▶ Provided records
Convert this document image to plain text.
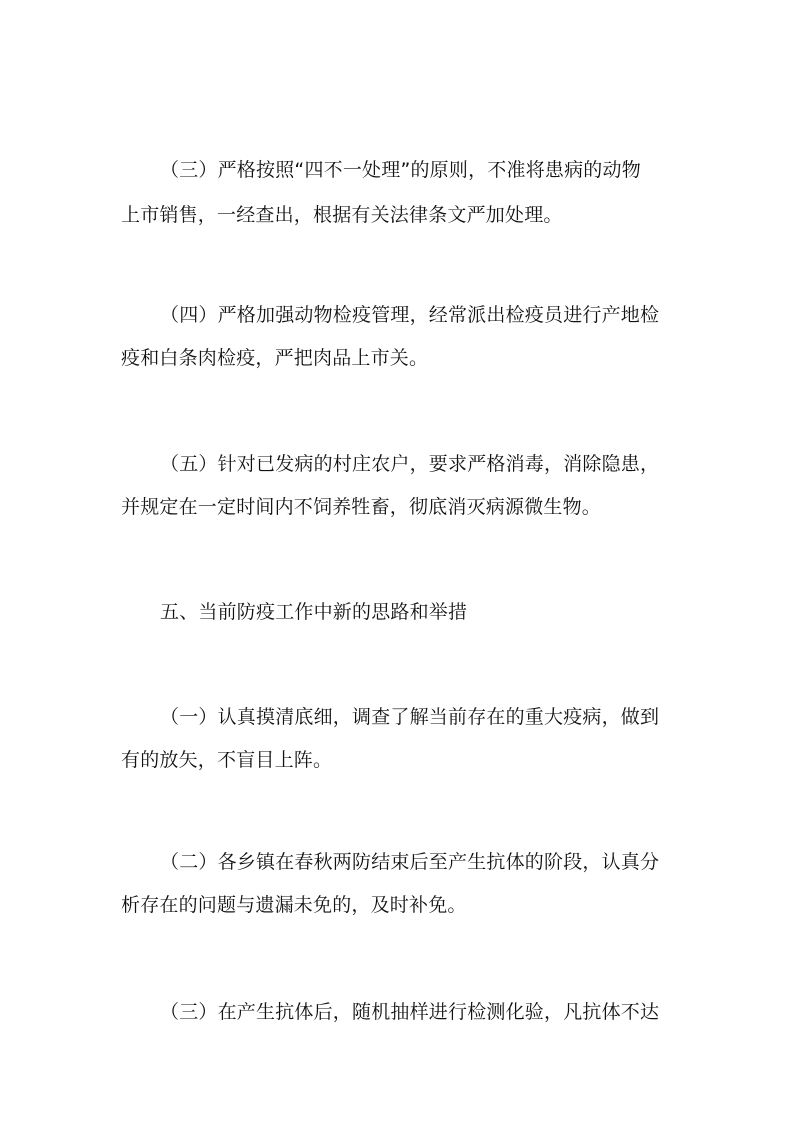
（三）严格按照“四不一处理”的原则，不准将患病的动物
上市销售，一经查出，根据有关法律条文严加处理。
（四）严格加强动物检疫管理，经常派出检疫员进行产地检
疫和白条肉检疫，严把肉品上市关。
（五）针对已发病的村庄农户，要求严格消毒，消除隐患，
并规定在一定时间内不饲养牲畜，彻底消灭病源微生物。
五、当前防疫工作中新的思路和举措
（一）认真摸清底细，调查了解当前存在的重大疫病，做到
有的放矢，不盲目上阵。
（二）各乡镇在春秋两防结束后至产生抗体的阶段，认真分
析存在的问题与遗漏未免的，及时补免。
（三）在产生抗体后，随机抽样进行检测化验，凡抗体不达
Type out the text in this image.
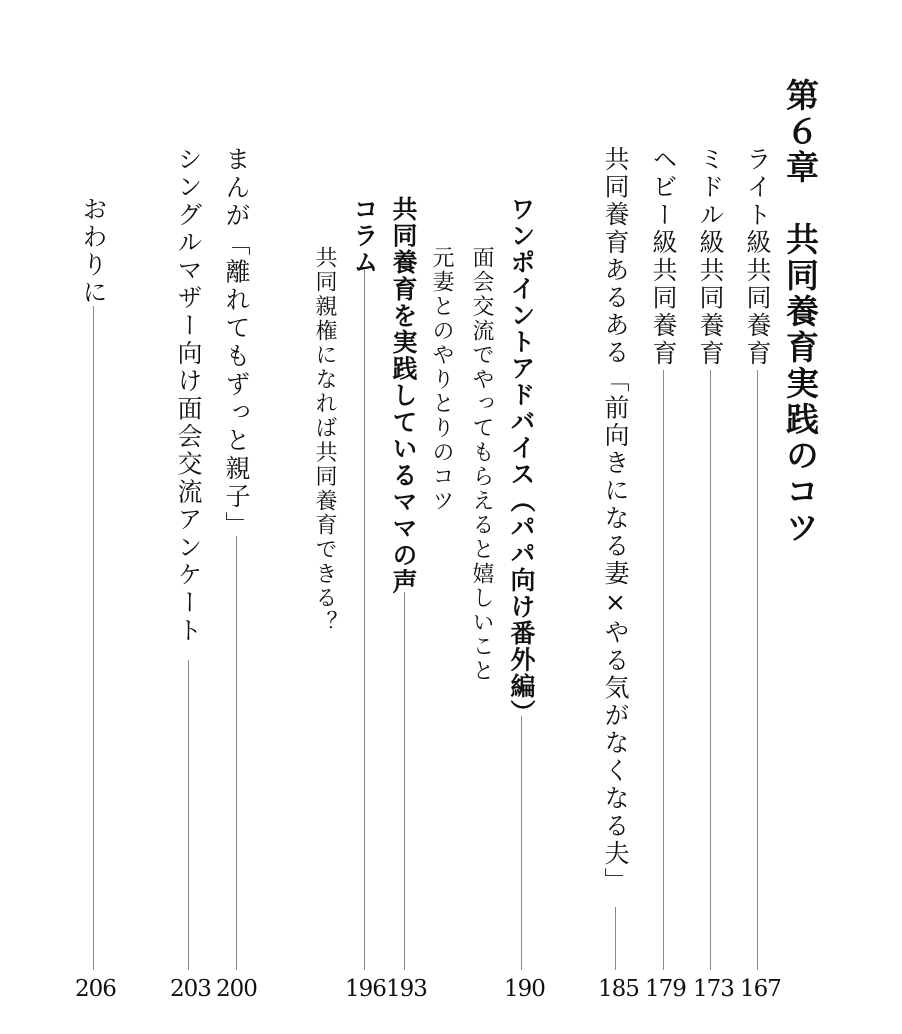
第６章　共同養育実践のコツ
ライト級共同養育
167
ミドル級共同養育
173
ヘビー級共同養育
179
共同養育あるある「前向きになる妻×やる気がなくなる夫」
185
ワンポイントアドバイス（パパ向け番外編）
190
面会交流でやってもらえると嬉しいこと
元妻とのやりとりのコツ
共同養育を実践しているママの声
193
コラム
196
共同親権になれば共同養育できる？
まんが「離れてもずっと親子」
200
シングルマザー向け面会交流アンケート
203
おわりに
206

▶ The problem
The lines to copy run from the line containing "Type out the text in this image." through the end of the data above; copy exactly those, minus the pictures.

▶ Output for this exercise
Type out the text in this image.
第６章　共同養育実践のコツ
ライト級共同養育
167
ミドル級共同養育
173
ヘビー級共同養育
179
共同養育あるある「前向きになる妻×やる気がなくなる夫」
185
ワンポイントアドバイス（パパ向け番外編）
190
面会交流でやってもらえると嬉しいこと
元妻とのやりとりのコツ
共同養育を実践しているママの声
193
コラム
196
共同親権になれば共同養育できる？
まんが「離れてもずっと親子」
200
シングルマザー向け面会交流アンケート
203
おわりに
206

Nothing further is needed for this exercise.